» WORK TO COMPLETE
Identify the lines that include the word "Output", then copy all of them.

» STORED ROWS
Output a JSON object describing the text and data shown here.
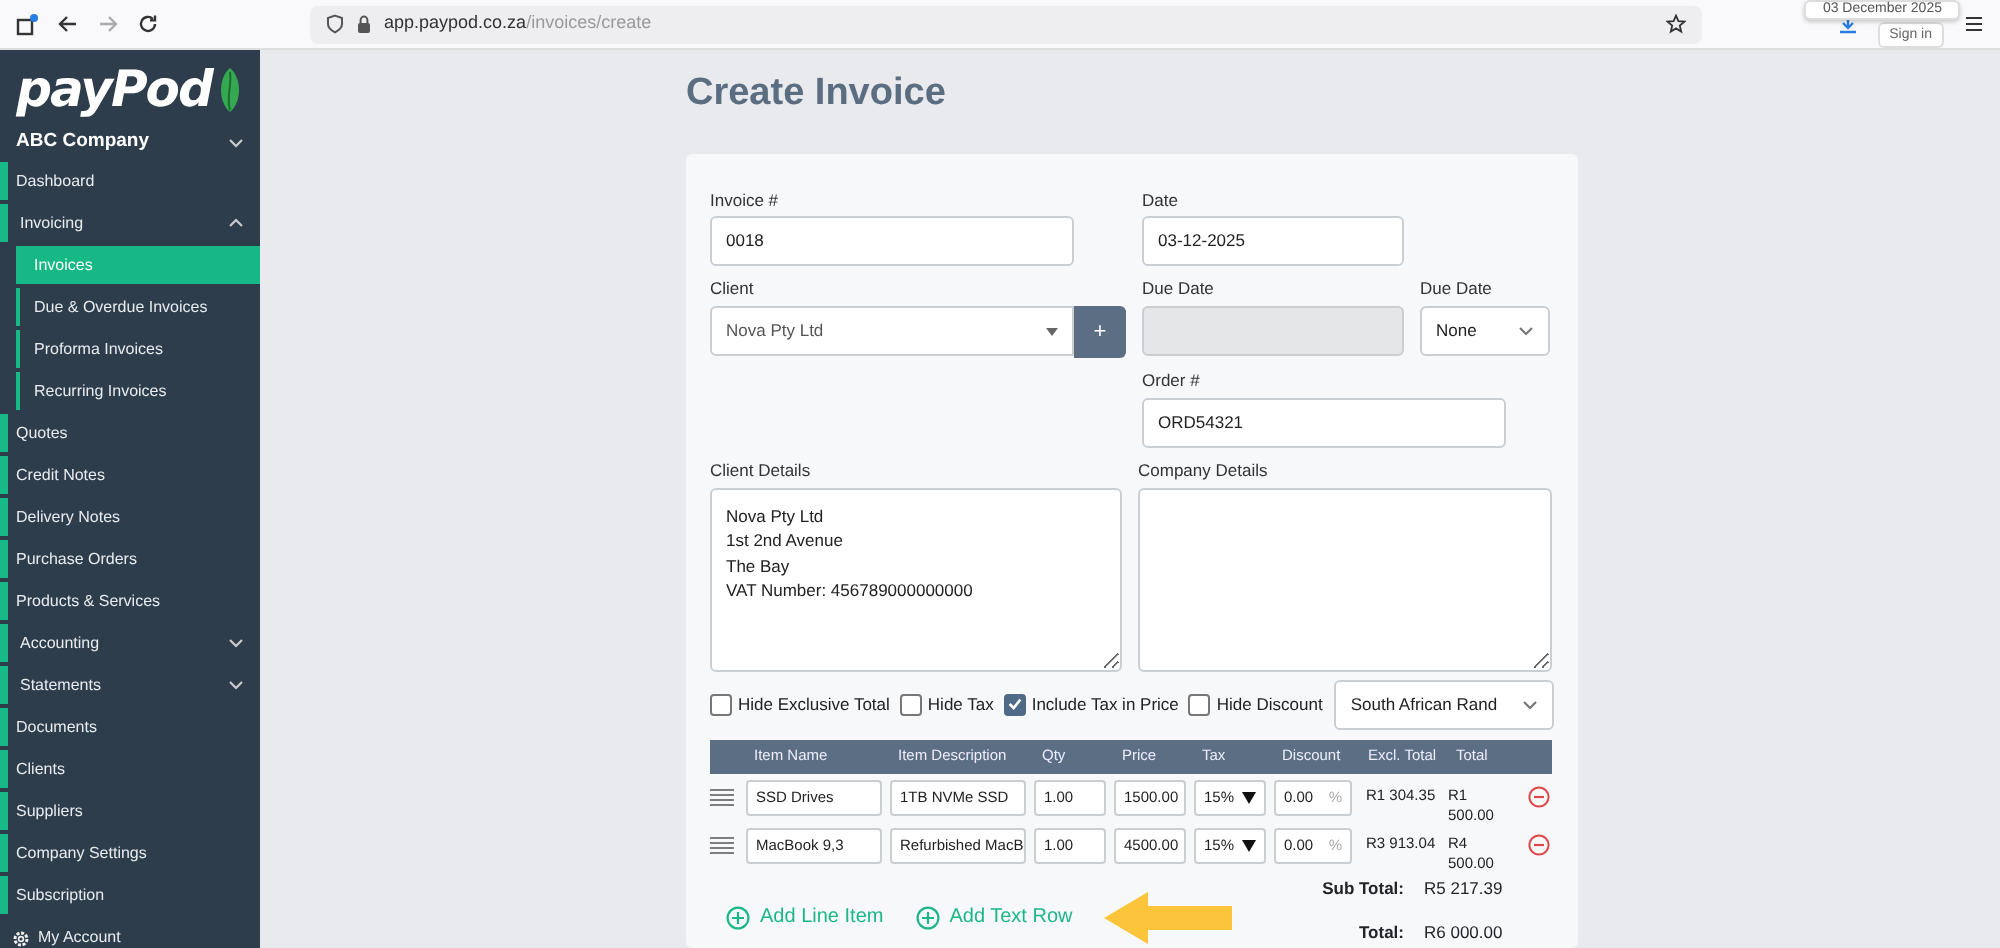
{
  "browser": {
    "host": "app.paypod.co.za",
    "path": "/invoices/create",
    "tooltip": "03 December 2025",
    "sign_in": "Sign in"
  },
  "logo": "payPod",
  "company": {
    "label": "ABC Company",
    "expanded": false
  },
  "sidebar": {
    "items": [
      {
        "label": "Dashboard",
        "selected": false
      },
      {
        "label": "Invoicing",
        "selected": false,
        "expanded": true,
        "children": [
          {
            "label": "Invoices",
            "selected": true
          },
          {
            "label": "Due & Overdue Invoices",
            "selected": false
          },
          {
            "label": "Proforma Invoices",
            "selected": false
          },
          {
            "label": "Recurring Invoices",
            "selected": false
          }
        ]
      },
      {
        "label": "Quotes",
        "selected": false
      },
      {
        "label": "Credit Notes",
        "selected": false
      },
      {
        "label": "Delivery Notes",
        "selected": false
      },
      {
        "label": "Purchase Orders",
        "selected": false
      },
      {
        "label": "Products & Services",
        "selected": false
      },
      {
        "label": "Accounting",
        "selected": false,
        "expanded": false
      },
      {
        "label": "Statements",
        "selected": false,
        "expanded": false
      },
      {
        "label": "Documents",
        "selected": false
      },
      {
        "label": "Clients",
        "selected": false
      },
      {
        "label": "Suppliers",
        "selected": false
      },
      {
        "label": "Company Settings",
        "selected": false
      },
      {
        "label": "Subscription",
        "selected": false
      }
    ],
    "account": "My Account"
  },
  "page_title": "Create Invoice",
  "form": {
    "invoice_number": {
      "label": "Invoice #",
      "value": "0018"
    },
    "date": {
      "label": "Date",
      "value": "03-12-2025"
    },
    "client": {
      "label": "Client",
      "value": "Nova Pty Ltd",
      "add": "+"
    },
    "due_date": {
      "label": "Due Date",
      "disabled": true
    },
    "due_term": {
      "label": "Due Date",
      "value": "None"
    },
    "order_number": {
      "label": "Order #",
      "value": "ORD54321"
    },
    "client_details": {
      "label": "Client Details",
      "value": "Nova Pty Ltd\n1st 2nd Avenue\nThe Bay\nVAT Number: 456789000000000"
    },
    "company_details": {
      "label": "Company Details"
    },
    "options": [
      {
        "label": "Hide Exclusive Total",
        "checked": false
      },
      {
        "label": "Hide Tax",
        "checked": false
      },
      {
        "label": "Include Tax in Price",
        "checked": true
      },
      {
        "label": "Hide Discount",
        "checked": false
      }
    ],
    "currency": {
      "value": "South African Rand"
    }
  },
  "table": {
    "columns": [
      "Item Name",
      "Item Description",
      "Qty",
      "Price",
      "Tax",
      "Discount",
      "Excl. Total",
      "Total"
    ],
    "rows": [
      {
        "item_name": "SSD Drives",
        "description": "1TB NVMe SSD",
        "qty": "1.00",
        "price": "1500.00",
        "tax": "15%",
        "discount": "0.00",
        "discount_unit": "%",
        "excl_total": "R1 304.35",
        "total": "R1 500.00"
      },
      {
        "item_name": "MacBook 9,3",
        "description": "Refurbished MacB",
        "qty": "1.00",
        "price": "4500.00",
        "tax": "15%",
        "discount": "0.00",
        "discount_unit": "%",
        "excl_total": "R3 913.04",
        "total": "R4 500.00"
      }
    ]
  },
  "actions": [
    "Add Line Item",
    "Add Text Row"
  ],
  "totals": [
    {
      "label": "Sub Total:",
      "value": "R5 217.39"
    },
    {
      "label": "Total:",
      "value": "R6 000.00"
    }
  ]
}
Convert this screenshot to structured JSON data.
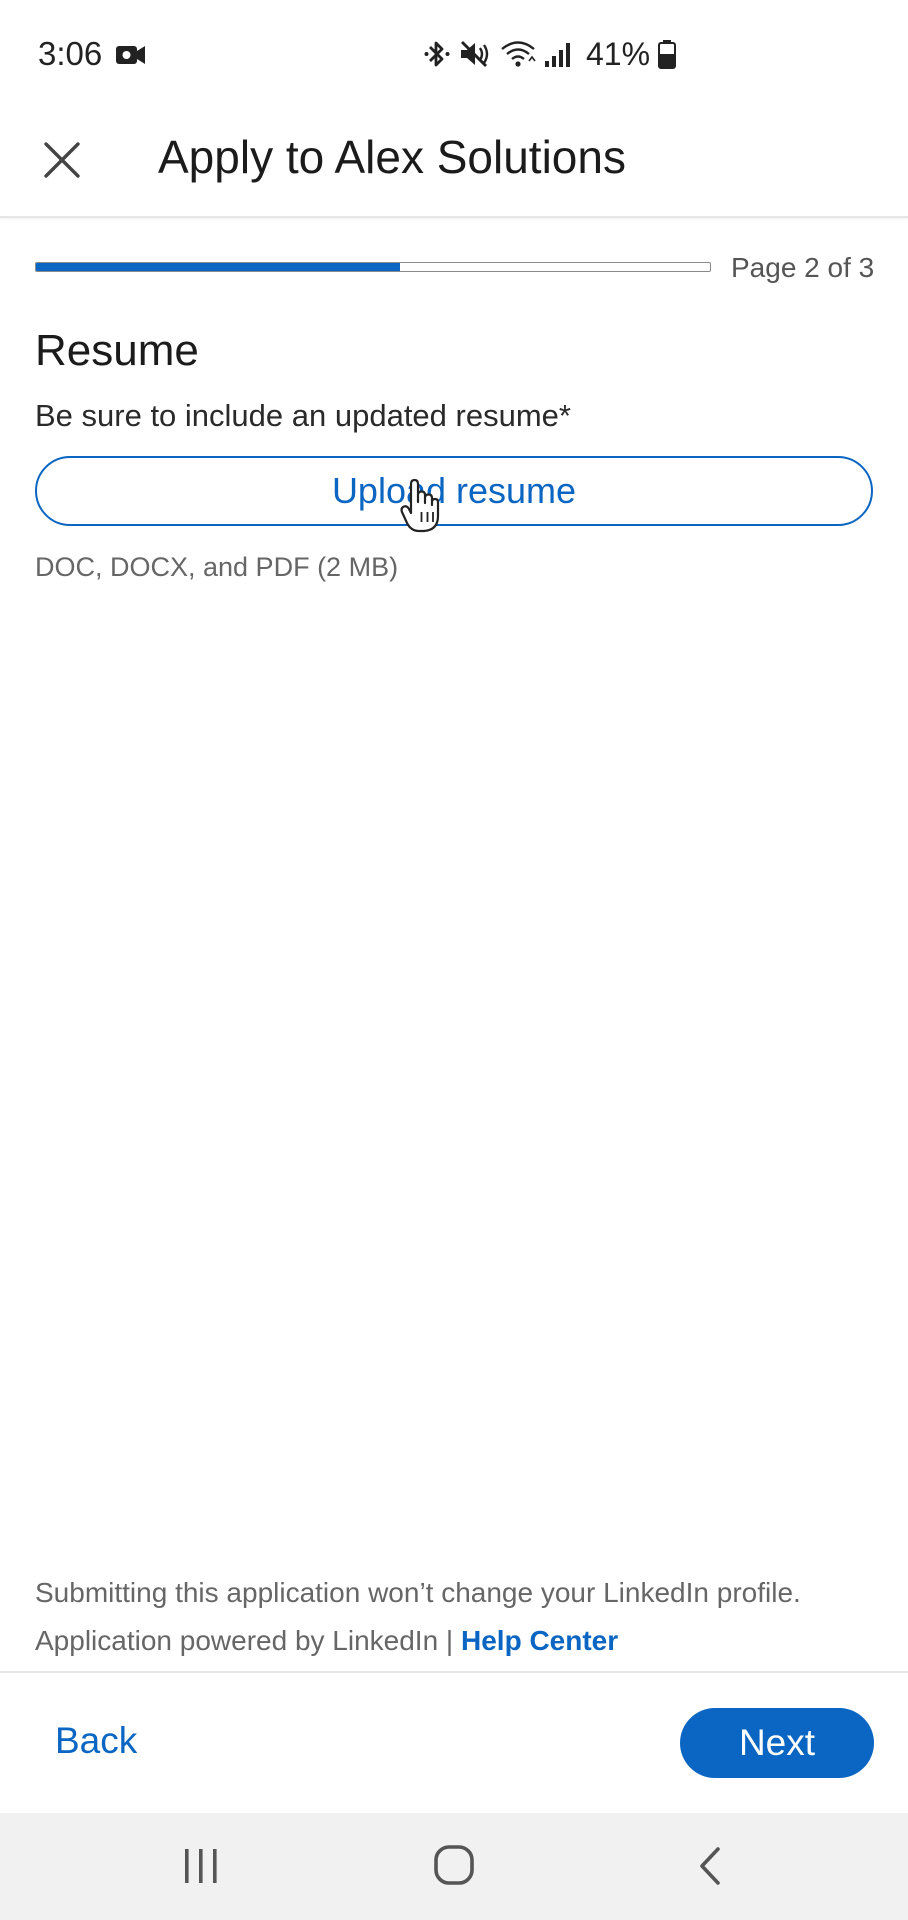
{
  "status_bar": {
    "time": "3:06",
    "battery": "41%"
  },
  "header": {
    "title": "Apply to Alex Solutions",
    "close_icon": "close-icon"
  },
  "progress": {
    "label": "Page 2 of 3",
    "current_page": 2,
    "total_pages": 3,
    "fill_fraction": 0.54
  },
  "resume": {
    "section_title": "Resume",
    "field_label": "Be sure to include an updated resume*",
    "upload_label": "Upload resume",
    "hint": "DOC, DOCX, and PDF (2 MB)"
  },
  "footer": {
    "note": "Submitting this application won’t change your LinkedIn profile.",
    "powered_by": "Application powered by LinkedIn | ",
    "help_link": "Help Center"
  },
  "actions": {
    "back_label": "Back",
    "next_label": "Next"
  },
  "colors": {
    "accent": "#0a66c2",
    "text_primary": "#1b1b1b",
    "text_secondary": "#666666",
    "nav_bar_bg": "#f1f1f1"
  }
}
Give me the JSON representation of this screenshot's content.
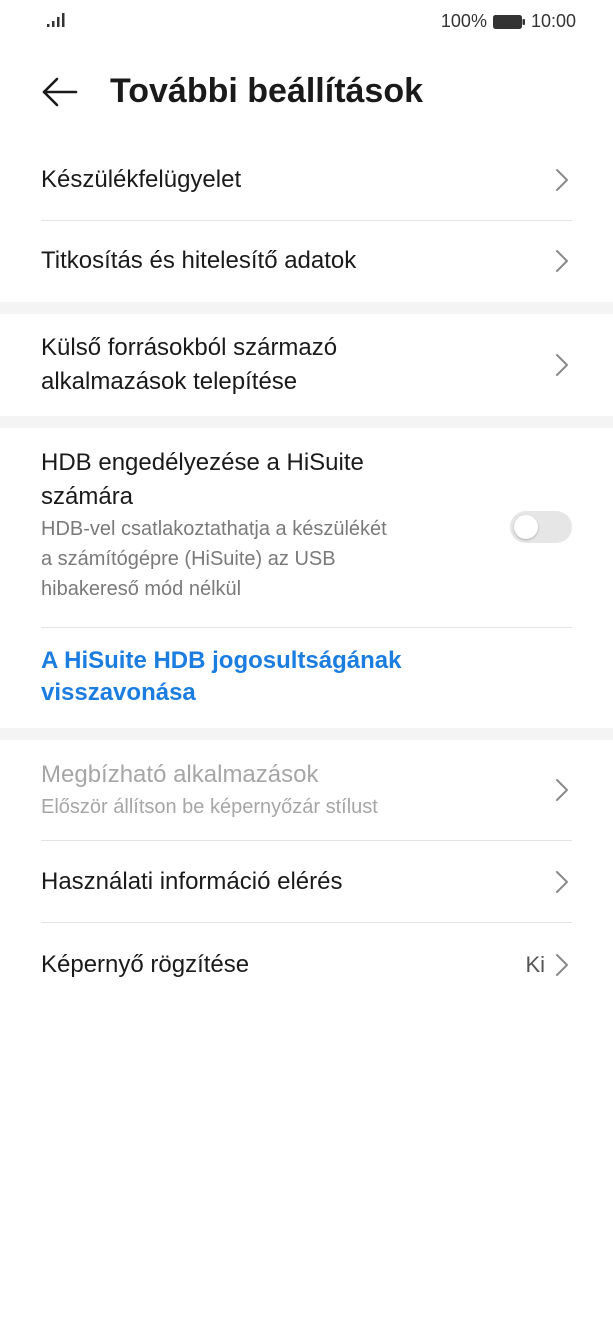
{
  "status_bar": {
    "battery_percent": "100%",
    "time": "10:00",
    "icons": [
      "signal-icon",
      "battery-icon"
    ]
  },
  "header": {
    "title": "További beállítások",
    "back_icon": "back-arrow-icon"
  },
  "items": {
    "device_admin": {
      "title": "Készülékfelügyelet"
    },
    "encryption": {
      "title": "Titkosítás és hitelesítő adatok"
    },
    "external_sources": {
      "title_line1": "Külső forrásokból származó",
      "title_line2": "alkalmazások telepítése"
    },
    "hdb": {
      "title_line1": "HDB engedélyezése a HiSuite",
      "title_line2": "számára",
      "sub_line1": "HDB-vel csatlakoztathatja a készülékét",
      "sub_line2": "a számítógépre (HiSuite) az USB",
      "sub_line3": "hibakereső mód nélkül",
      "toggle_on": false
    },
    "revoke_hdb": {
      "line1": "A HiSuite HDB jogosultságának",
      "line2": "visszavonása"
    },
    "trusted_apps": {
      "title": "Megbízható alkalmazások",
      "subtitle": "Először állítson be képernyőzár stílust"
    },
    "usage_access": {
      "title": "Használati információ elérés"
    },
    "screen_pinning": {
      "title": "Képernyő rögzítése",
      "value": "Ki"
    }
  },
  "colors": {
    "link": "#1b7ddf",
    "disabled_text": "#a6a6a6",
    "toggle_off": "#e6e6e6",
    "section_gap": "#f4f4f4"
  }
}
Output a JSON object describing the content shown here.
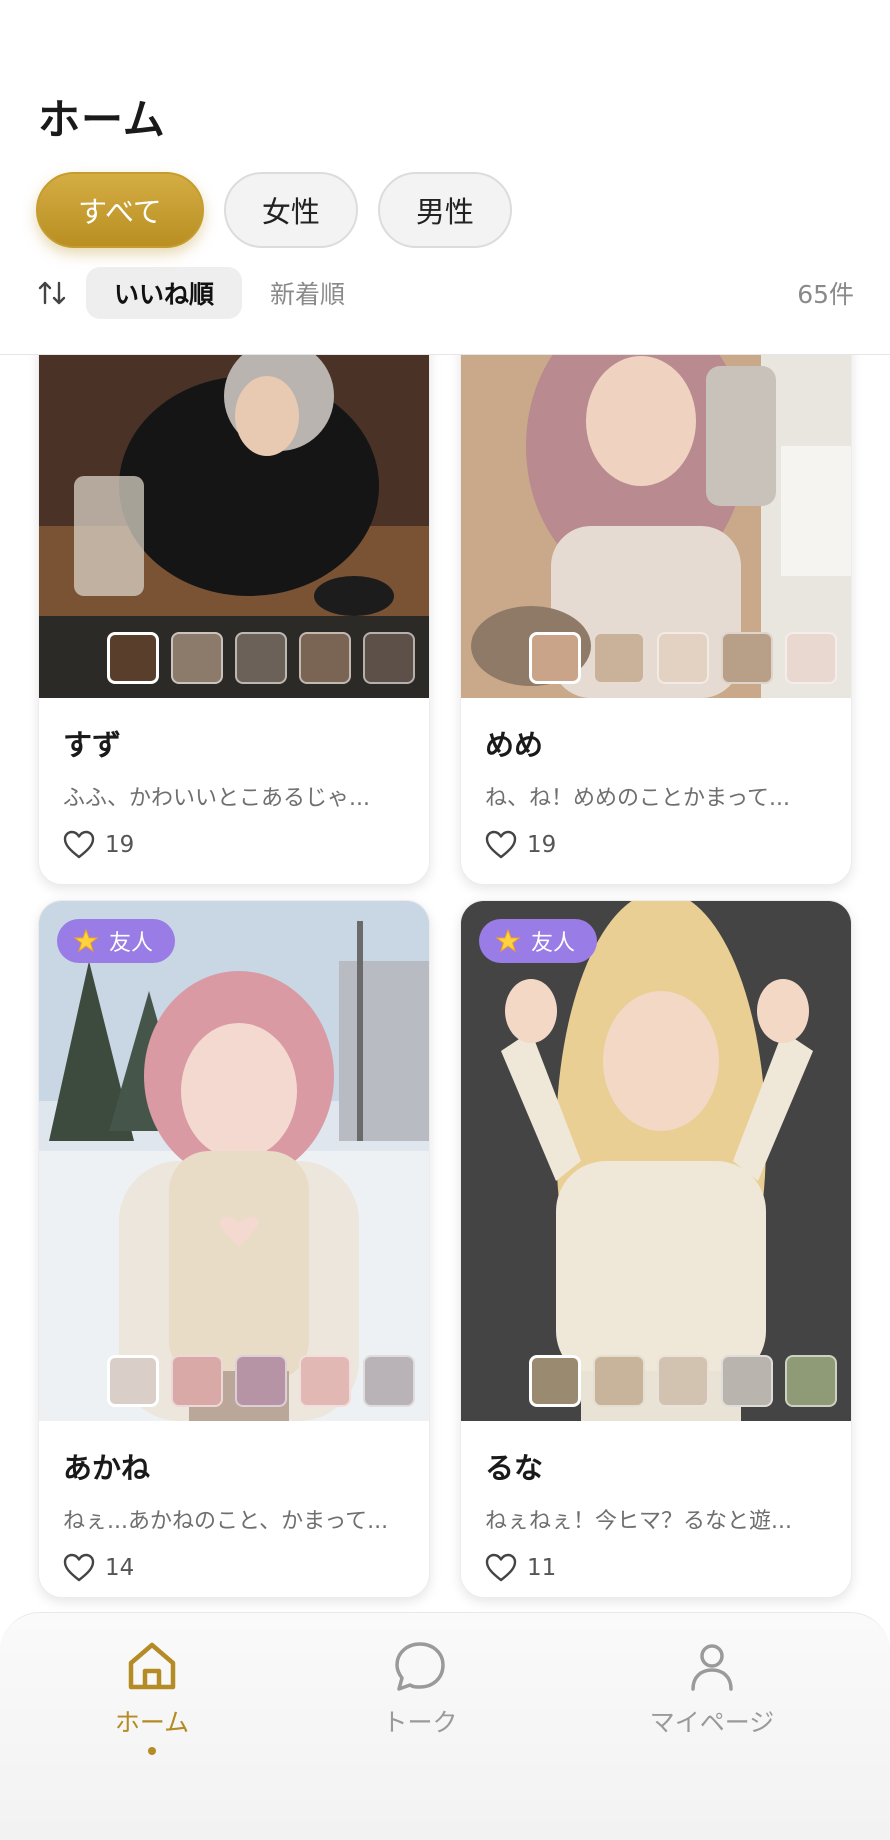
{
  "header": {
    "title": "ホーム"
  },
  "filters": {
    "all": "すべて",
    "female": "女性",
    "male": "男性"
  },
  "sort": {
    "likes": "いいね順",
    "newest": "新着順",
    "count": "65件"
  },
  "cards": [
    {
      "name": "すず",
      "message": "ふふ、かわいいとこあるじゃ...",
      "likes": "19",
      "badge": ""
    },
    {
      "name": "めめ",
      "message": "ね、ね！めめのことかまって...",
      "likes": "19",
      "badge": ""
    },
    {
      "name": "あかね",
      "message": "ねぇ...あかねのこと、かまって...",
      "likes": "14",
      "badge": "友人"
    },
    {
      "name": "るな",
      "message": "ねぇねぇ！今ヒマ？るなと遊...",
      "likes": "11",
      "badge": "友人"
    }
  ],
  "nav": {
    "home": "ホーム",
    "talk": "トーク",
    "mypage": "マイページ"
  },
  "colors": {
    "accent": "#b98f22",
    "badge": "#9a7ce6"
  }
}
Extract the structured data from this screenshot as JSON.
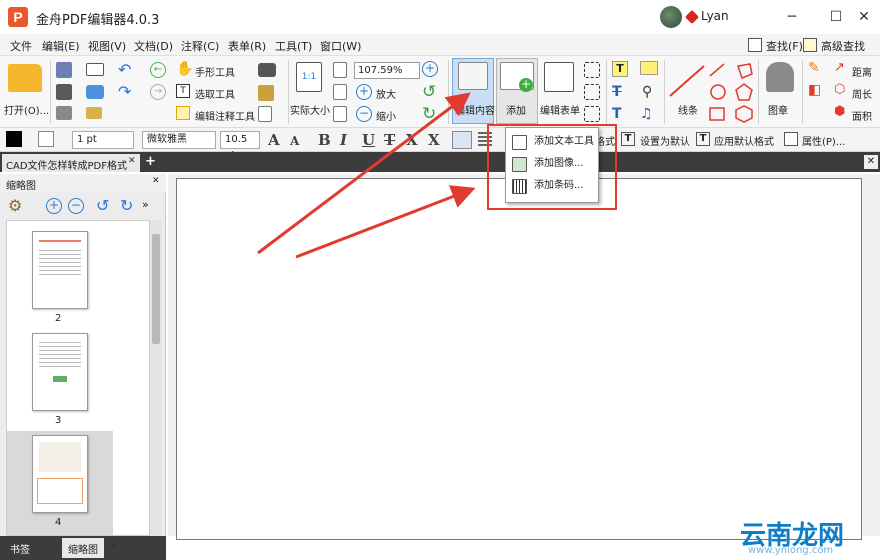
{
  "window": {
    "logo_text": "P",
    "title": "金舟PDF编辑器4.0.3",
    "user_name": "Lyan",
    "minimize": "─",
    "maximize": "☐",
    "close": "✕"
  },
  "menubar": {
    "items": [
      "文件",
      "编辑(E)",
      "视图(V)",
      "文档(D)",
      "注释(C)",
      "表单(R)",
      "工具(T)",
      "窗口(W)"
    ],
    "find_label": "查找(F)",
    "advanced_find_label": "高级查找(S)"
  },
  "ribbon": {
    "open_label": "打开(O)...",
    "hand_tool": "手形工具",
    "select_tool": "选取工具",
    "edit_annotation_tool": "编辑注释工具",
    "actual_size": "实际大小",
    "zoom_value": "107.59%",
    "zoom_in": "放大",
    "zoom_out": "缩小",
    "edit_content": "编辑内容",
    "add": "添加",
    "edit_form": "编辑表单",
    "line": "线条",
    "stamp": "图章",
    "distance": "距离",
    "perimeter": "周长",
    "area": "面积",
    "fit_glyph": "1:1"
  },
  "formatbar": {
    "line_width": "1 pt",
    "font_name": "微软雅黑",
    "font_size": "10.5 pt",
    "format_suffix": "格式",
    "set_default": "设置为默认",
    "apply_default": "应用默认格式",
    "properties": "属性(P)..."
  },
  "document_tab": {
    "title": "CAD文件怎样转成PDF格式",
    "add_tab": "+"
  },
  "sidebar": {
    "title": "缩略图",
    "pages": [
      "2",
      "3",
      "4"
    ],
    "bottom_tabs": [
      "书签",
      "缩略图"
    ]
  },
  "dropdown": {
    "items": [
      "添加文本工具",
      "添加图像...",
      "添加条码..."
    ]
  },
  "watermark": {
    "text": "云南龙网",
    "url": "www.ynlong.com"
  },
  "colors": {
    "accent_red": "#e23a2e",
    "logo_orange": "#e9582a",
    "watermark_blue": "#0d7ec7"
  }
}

» FULL RESPONSE
Output a JSON object describing the text and data shown here.
Output a JSON object describing the content shown here.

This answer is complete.